--- BEGIN DATA SUPPLIED ---

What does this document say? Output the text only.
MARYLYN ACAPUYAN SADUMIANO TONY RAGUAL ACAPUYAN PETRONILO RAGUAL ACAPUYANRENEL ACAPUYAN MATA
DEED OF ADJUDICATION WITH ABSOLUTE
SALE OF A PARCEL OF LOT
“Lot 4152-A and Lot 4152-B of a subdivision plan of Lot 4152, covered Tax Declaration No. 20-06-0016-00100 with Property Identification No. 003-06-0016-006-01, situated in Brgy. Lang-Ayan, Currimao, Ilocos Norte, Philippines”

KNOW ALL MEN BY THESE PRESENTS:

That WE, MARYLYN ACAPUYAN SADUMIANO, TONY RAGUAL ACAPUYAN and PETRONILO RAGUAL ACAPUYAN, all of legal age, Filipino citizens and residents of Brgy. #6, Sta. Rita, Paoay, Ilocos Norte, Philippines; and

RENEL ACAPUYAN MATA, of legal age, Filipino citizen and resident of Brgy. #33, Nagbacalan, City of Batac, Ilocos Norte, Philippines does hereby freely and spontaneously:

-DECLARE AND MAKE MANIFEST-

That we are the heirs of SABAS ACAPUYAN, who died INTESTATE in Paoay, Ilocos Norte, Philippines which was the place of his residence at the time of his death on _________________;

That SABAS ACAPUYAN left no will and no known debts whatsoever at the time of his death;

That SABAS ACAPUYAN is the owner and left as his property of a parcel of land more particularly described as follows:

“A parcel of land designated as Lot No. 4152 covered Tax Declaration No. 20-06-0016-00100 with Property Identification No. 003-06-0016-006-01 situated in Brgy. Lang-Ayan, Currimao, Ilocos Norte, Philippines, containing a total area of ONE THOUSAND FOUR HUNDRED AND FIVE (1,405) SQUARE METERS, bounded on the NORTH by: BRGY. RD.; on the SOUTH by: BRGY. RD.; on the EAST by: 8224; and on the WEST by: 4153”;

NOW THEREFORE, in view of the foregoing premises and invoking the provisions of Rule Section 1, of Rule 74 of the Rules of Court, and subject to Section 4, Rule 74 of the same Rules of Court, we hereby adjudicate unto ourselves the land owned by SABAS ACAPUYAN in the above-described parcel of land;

--- END DATA SUPPLIED ---

SHORT TASK ▸ Which lines hold the word "SADUMIANO"? Copy every one of them.

EXPECTED ANSWER ▸
MARYLYN ACAPUYAN SADUMIANO TONY RAGUAL ACAPUYAN PETRONILO RAGUAL ACAPUYANRENEL ACAPUYAN MATA
That WE, MARYLYN ACAPUYAN SADUMIANO, TONY RAGUAL ACAPUYAN and PETRONILO RAGUAL ACAPUYAN, all of legal age, Filipino citizens and residents of Brgy. #6, Sta. Rita, Paoay, Ilocos Norte, Philippines; and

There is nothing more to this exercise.